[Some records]
___

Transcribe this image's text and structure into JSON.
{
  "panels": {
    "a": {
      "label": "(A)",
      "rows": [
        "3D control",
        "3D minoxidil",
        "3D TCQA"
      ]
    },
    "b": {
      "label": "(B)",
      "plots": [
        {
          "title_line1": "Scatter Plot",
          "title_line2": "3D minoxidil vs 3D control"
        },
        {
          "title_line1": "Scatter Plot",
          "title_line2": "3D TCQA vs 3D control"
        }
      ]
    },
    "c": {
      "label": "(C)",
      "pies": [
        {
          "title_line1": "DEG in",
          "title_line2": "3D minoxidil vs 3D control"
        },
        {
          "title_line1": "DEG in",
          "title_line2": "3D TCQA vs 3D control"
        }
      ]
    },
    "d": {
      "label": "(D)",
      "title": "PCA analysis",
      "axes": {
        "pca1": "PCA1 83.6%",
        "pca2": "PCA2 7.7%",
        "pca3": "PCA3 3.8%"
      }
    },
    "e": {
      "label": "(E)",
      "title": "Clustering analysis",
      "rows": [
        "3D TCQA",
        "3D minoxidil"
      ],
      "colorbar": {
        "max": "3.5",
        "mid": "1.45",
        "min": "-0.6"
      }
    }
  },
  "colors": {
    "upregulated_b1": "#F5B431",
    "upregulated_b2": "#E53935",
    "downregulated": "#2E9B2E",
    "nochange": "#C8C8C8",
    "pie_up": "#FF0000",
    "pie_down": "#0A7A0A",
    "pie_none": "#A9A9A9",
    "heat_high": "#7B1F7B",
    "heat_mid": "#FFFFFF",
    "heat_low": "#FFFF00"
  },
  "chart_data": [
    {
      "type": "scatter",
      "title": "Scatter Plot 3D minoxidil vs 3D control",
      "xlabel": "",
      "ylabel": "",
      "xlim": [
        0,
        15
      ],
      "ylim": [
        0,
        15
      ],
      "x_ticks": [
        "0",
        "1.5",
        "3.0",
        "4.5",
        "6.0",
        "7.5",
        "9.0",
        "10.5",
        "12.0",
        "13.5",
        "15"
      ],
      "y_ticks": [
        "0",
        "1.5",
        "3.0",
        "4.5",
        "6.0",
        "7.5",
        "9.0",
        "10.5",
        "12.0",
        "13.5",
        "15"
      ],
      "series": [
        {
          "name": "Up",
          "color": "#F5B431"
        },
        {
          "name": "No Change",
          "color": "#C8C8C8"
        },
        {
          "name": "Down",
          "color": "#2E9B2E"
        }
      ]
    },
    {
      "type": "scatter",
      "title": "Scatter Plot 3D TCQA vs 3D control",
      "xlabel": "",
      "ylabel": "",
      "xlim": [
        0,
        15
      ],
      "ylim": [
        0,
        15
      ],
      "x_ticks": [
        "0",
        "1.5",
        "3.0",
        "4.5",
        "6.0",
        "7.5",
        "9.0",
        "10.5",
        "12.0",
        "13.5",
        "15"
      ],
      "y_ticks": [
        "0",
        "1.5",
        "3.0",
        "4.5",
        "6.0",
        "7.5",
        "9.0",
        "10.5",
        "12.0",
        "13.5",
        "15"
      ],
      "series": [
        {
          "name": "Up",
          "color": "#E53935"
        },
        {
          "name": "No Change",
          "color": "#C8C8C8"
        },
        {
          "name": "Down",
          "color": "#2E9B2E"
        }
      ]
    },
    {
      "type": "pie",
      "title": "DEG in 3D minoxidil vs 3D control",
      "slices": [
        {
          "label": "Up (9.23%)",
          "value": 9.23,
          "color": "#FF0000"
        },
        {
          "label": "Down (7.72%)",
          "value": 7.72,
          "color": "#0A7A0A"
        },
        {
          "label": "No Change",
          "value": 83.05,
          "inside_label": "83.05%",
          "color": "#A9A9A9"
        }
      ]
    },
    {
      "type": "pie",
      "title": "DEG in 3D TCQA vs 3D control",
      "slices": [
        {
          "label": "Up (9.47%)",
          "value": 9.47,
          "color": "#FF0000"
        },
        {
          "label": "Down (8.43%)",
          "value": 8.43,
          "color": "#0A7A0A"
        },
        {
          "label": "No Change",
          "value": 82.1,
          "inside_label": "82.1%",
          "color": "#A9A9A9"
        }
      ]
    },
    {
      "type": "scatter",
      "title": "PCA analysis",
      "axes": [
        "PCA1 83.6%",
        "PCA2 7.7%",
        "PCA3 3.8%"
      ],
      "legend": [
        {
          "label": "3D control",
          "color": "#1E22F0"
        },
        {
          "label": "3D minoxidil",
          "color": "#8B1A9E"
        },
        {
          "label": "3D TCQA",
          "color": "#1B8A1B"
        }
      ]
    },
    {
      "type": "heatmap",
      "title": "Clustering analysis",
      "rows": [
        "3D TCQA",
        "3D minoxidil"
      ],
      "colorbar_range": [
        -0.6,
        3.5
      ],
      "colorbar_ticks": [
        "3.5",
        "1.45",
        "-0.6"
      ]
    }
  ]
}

___

- **SET PROBLEM**:
Pull out and copy each line containing the string "minoxidil".

- **REPLY**:
        "3D minoxidil",
          "title_line2": "3D minoxidil vs 3D control"
          "title_line2": "3D minoxidil vs 3D control"
        "3D minoxidil"
      "title": "Scatter Plot 3D minoxidil vs 3D control",
      "title": "DEG in 3D minoxidil vs 3D control",
          "label": "3D minoxidil",
        "3D minoxidil"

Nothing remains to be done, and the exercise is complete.